» **WHAT THE TASK ASKS**: Return all lines from the listing below in which the string "Signature" occurs.

» **RECORDS FOR THE EXERCISE**:
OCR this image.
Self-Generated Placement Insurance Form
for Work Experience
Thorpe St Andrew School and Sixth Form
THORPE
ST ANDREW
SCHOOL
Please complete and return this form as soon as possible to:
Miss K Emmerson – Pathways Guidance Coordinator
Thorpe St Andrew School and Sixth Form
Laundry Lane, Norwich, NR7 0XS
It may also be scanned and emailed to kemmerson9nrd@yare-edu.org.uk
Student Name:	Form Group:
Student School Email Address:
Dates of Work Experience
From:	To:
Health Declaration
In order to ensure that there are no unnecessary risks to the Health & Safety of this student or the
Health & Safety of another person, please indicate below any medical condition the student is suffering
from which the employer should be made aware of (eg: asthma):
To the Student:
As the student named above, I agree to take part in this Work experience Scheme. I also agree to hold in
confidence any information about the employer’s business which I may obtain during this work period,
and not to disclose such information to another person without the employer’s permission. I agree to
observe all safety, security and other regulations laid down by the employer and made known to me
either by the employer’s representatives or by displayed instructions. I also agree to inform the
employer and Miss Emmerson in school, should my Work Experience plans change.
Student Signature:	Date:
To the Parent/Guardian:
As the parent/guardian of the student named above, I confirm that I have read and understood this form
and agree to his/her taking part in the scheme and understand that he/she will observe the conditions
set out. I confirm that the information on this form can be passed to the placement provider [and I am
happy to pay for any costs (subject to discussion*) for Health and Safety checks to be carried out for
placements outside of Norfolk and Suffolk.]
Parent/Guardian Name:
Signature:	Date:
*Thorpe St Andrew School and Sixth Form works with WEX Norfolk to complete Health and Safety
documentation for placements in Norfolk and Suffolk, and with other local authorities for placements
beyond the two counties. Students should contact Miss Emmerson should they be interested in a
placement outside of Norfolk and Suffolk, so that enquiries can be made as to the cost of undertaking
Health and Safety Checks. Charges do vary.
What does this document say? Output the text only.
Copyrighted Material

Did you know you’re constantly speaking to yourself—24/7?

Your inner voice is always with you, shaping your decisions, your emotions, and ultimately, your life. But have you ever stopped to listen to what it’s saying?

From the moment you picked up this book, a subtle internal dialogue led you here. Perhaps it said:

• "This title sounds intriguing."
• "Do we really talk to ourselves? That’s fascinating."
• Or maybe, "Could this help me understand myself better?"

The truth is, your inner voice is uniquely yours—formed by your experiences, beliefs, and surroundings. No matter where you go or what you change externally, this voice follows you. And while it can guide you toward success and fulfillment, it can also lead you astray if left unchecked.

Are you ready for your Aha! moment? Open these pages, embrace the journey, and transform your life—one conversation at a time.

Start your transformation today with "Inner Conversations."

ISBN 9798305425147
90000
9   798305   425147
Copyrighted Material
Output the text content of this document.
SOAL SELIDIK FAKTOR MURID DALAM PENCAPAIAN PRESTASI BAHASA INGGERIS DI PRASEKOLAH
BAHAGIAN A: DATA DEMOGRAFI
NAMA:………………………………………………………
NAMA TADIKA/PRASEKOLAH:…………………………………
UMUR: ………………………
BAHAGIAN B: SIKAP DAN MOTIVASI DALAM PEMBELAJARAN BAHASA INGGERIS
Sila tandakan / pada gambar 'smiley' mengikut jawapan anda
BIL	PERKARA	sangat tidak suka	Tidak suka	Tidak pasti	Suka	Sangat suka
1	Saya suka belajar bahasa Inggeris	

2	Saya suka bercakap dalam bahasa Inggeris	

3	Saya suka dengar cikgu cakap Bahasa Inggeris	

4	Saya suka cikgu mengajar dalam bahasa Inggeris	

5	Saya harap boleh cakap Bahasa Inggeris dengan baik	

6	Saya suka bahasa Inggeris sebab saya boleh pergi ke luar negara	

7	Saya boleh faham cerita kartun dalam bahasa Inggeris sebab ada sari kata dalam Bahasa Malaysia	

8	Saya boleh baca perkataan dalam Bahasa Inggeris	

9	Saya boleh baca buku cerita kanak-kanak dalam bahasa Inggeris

» **SOLUTION**:
Student Signature:	Date:
Signature:	Date:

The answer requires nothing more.